● Consigne
Dans l'extrait sur l'écriture fictionnelle ci-dessous, relevez toutes les phrases qui contiennent le verbe « transmettre » ou le nom « transmission ».

L’autre type d’écriture est fictionnelle.

Mes motivations diffèrent pour celle-ci. Cette écriture demande par ailleurs d’être bien, car je dois réfléchir, structurer. Je suis plus architecte que jardinier, même si mon mode d’élaboration devenait de plus en plus chaotique avec l’expérience. J’écris de la fiction pour partager. Pour moi, l’histoire est presque secondaire. Ce que je veux transmettre est plus de l’ordre d’une ambiance et d’émotions.

Un des participants a parlé de son désir de transmission en lien au fait qu’il n’avait pas d’enfant. Dans mon cas, n'en voulant pas, cela ne me dérange pas. Cependant, je pensais finir ma vie avec mon compagnon, ce qui ne sera pas le cas. J'ai aussi ce souhait de transmettre, de laisser quelque chose derrière moi. Même si mon manque de confiance me souffle que déjà, ce n'est pas hyper intéressant, et en plus que la notion de postérité est très narcissique. Je fais ce que je peux, en fonction de mes capacités.

● Données brutes
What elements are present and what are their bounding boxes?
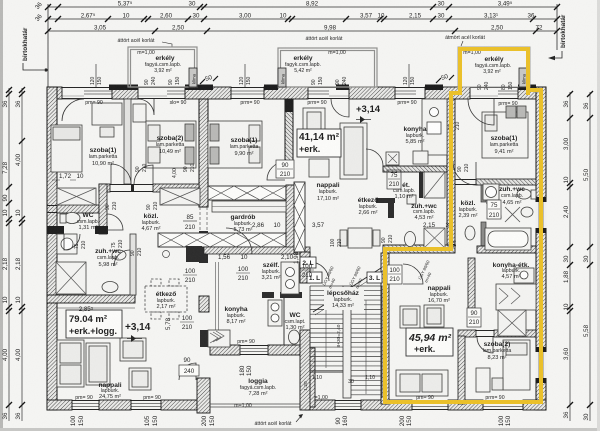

● Réponse
- Ce que je veux transmettre est plus de l’ordre d’une ambiance et d’émotions.
- Un des participants a parlé de son désir de transmission en lien au fait qu’il n’avait pas d’enfant.
- J'ai aussi ce souhait de transmettre, de laisser quelque chose derrière moi.